» **EXERCISE**
Where the data below has the string "Beam", return the whole line.
++++ DATA IN THIS EXERCISE ++++
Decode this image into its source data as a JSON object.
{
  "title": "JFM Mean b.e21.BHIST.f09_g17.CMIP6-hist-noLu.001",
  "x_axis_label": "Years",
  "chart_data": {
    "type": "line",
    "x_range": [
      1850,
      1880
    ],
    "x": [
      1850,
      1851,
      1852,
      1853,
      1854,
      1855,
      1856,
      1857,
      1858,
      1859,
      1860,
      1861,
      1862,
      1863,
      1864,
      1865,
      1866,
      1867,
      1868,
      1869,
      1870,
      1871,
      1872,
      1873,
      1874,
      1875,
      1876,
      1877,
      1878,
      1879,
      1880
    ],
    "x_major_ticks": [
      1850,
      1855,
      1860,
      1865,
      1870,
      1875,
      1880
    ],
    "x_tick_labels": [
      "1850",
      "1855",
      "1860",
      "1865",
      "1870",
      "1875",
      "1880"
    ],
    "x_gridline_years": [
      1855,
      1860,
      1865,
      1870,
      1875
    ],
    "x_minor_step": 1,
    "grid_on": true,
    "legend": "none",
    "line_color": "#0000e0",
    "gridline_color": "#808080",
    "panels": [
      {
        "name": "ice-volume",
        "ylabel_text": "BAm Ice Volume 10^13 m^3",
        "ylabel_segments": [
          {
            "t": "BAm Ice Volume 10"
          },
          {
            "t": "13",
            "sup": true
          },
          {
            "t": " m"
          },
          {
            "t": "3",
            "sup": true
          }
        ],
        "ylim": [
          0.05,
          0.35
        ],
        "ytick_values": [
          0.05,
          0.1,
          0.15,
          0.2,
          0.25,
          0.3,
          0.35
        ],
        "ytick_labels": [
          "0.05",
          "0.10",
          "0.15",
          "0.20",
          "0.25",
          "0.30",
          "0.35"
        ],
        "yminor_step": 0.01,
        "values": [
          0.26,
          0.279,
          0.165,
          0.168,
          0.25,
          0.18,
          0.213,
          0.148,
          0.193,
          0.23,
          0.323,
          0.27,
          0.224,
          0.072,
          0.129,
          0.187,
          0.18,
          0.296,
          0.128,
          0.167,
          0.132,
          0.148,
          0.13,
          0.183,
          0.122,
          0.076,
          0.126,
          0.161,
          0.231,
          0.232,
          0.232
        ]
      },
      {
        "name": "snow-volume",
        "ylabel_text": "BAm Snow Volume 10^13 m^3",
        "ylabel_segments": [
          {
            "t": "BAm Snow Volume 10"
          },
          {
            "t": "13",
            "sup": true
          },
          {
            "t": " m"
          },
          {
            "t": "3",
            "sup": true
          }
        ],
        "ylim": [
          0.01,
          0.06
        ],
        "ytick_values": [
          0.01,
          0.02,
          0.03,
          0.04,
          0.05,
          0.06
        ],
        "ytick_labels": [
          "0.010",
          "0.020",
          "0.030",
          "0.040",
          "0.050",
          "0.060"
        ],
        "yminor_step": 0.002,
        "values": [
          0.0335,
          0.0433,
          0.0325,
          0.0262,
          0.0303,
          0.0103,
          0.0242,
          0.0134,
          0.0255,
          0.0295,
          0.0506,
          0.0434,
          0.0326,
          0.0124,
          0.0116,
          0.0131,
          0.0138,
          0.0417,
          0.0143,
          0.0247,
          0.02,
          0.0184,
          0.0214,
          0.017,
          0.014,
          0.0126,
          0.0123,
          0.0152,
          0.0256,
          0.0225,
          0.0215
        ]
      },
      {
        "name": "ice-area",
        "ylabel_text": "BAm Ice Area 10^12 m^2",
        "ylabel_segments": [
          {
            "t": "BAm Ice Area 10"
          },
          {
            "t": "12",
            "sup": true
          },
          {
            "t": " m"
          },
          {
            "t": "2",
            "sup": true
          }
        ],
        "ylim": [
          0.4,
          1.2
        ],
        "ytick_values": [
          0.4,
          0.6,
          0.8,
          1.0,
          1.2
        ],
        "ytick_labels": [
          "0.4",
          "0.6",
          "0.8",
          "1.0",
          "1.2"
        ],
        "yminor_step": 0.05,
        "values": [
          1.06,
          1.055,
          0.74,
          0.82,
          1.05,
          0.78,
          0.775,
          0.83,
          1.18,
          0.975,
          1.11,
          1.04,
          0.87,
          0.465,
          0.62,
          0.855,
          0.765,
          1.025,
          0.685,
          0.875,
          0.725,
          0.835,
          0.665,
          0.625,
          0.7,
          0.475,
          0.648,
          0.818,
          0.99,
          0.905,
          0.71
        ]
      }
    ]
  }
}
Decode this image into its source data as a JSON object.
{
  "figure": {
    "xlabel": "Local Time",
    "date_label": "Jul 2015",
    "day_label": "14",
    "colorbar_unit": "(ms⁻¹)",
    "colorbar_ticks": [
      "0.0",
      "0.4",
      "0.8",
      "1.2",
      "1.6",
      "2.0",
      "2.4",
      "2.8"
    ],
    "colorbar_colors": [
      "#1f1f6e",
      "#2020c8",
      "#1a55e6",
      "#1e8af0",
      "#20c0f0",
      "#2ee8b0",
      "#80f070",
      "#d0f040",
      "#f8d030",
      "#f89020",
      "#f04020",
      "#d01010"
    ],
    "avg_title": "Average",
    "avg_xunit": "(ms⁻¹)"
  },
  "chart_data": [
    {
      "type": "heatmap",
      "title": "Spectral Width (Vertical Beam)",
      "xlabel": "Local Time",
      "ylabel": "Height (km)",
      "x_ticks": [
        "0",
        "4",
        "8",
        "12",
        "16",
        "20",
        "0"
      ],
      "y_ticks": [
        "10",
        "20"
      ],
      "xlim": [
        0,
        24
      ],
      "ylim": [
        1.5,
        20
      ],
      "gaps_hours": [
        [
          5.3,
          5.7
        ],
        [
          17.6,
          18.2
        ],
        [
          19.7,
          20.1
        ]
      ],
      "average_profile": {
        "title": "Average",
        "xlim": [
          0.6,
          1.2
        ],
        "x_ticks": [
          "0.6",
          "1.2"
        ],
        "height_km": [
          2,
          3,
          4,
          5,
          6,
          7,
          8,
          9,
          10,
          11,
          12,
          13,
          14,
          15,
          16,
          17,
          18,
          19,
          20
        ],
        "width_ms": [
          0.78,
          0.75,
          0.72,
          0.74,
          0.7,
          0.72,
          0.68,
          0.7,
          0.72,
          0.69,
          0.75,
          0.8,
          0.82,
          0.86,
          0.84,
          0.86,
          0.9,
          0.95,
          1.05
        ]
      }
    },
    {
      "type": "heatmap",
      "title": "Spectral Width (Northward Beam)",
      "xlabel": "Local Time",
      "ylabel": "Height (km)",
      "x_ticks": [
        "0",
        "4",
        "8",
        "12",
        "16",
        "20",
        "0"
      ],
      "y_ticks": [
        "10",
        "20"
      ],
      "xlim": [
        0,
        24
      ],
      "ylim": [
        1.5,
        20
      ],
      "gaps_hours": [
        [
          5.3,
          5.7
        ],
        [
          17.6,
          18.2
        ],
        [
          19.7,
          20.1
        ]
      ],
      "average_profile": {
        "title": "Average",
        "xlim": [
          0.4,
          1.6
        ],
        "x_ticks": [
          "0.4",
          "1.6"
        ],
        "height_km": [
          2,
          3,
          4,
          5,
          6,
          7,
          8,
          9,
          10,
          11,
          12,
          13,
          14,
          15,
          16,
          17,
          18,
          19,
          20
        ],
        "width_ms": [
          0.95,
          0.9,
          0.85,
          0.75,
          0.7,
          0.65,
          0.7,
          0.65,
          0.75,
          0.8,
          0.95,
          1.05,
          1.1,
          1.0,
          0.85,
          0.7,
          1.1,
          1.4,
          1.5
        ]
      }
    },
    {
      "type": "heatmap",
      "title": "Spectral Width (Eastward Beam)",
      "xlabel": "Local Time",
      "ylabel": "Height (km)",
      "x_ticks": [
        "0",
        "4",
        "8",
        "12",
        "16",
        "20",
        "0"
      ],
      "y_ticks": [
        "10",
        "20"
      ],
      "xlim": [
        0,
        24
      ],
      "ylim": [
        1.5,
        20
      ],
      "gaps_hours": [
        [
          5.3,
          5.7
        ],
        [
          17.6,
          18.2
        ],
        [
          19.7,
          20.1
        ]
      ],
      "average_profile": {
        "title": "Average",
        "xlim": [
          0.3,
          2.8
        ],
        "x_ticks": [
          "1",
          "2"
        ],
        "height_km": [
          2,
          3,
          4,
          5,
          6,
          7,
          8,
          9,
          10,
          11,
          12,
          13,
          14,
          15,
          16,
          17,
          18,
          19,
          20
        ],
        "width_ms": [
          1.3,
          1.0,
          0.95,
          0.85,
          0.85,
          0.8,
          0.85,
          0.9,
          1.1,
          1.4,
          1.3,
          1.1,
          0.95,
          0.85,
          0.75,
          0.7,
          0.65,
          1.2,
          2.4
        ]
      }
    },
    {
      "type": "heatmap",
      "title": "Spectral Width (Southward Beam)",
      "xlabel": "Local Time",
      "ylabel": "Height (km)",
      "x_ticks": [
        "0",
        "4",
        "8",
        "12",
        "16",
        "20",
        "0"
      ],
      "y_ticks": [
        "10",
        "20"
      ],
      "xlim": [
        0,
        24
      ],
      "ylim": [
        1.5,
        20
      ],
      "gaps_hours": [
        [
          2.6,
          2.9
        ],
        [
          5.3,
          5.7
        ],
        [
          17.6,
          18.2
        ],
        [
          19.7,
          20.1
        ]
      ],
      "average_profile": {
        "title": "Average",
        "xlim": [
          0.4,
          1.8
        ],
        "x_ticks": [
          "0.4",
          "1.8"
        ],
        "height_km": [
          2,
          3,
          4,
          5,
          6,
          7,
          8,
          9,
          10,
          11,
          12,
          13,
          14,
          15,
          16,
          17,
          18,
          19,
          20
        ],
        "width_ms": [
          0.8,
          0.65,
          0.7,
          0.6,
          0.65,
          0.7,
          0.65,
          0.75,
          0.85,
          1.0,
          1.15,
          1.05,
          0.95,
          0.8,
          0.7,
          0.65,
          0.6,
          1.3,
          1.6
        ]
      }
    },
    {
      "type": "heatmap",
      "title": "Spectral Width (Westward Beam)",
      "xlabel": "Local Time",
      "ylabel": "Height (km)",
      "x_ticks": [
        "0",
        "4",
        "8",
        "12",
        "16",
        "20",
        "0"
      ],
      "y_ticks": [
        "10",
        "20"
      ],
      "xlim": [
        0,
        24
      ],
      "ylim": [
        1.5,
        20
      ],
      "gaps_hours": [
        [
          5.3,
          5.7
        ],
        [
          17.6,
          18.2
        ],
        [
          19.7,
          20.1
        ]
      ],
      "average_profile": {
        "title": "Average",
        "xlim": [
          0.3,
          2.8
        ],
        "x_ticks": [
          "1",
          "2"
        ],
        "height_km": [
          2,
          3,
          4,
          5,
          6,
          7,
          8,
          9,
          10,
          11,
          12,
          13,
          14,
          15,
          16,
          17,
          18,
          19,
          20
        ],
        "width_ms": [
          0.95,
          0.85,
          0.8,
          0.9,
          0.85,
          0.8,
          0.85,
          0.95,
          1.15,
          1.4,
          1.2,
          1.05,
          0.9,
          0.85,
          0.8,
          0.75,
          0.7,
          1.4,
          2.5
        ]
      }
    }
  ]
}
++++
» **FINAL RESULT**
      "title": "Spectral Width (Vertical Beam)",
      "title": "Spectral Width (Northward Beam)",
      "title": "Spectral Width (Eastward Beam)",
      "title": "Spectral Width (Southward Beam)",
      "title": "Spectral Width (Westward Beam)",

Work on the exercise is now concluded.